SET EXERCISE
Identify the lines bearing the string "screenshot" and gather them.

Part of a data file
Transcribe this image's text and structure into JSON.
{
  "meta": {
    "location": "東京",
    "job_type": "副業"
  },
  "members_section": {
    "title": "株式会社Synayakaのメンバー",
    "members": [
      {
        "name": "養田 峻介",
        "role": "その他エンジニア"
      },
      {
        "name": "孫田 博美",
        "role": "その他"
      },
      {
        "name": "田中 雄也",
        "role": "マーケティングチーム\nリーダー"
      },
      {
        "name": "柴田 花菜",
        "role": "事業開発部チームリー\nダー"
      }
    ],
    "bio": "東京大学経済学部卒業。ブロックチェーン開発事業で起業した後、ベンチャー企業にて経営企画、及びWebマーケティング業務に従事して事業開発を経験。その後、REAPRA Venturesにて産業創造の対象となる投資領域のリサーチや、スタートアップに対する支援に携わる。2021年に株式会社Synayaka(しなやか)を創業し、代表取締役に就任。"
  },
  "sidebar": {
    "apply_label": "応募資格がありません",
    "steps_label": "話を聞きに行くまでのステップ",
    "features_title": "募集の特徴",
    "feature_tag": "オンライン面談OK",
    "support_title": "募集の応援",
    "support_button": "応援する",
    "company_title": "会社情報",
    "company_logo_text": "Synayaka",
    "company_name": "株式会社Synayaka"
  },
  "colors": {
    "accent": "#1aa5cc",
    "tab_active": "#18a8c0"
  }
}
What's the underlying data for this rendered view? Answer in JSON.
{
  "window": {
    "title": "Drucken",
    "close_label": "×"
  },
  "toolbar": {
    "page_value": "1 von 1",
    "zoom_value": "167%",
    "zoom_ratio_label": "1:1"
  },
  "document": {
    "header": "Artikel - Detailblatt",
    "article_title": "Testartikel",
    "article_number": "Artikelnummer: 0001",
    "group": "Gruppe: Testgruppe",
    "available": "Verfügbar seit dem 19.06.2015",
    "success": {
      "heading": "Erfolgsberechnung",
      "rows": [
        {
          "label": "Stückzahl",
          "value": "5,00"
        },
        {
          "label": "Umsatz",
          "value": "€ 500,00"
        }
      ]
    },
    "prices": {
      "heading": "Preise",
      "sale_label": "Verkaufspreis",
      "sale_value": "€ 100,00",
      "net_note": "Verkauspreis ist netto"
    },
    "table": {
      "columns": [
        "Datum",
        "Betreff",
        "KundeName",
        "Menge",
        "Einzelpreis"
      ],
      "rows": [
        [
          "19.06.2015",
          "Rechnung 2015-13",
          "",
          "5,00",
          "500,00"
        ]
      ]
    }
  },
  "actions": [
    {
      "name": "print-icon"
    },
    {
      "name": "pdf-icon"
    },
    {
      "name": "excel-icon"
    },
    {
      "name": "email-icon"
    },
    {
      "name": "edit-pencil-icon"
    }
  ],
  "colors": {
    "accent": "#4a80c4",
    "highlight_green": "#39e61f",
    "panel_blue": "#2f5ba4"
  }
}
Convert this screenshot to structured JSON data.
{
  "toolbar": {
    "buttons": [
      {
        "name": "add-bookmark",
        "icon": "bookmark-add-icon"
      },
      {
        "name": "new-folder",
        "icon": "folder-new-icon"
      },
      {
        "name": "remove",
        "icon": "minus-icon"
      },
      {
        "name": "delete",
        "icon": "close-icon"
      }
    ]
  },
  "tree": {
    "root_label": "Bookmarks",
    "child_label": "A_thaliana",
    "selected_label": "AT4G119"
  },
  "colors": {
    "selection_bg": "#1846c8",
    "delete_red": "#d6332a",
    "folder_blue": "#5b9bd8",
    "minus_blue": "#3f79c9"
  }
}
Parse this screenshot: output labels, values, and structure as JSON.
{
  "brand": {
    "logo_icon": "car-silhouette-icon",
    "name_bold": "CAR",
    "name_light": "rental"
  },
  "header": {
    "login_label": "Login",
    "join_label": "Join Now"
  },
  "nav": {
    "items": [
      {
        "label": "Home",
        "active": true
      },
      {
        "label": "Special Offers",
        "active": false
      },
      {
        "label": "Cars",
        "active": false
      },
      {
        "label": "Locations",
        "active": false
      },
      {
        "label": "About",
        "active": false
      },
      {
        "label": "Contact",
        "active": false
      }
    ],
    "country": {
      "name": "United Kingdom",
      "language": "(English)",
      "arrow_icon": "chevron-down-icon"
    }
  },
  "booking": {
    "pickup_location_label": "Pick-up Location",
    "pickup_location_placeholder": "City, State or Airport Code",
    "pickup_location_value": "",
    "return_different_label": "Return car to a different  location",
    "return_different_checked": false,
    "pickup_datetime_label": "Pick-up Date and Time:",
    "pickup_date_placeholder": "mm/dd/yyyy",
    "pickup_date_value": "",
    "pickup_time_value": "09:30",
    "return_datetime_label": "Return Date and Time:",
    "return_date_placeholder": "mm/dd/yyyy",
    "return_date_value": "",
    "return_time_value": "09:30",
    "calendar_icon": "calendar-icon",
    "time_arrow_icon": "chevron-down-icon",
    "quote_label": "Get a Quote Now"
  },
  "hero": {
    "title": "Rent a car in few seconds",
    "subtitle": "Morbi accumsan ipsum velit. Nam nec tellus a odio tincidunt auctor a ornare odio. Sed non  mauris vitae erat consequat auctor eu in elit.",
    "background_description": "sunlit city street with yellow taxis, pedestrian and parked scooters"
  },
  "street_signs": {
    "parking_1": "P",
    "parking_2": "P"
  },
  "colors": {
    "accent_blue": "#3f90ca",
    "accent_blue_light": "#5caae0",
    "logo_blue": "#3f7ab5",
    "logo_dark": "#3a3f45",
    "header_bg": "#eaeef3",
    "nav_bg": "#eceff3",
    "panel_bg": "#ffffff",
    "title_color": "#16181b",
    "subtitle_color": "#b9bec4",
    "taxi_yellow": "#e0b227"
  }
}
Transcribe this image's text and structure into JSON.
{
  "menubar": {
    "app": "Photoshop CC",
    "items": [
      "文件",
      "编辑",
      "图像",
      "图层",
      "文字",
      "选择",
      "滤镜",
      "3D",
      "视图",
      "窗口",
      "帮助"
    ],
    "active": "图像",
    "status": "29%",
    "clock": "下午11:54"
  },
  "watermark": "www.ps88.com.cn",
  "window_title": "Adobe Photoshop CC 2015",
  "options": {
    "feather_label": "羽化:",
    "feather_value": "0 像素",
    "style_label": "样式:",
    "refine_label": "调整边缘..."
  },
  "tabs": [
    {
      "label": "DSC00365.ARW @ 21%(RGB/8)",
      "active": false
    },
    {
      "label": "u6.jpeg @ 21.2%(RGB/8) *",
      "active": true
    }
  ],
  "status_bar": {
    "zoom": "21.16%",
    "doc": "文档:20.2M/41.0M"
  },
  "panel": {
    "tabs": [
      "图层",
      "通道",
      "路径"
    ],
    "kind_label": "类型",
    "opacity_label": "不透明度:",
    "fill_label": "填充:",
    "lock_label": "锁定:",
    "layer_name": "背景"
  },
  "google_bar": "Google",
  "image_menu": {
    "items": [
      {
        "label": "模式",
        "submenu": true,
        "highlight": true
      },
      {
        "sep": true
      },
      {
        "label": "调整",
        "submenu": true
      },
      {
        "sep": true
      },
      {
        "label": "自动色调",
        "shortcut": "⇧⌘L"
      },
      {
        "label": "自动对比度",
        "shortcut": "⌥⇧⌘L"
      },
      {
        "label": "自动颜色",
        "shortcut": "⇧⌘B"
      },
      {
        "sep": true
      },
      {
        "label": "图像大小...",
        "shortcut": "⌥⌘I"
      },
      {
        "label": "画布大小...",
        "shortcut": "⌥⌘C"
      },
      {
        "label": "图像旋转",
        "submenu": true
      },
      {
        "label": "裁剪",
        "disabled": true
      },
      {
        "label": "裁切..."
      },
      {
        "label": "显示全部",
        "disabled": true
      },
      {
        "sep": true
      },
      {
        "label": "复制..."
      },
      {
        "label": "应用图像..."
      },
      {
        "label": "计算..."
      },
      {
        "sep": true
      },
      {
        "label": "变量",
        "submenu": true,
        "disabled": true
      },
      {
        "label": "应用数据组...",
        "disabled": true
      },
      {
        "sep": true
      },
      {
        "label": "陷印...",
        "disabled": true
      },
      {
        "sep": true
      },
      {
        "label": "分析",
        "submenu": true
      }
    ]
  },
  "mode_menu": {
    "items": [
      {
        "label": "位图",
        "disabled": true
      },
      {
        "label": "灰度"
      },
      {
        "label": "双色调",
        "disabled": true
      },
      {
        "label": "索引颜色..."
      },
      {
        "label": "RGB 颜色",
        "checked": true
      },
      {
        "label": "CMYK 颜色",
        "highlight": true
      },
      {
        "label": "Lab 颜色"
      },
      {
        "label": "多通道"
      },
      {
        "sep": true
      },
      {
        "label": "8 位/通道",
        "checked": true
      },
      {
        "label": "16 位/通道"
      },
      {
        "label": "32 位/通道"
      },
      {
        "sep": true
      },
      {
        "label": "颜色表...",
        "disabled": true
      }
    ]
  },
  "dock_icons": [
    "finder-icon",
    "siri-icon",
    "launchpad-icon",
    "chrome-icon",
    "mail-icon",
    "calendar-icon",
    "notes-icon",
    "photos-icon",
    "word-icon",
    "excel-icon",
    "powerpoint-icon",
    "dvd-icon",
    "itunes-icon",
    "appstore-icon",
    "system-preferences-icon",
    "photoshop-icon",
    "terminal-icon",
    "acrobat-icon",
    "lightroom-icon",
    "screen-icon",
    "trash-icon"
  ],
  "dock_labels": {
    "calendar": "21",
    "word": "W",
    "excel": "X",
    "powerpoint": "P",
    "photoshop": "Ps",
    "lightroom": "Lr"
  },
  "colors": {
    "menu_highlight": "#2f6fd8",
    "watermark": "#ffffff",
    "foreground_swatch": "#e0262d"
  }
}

CORRECT RESULT
Convert this screenshot to structured JSON data.
Parse this screenshot: output labels, values, and structure as JSON.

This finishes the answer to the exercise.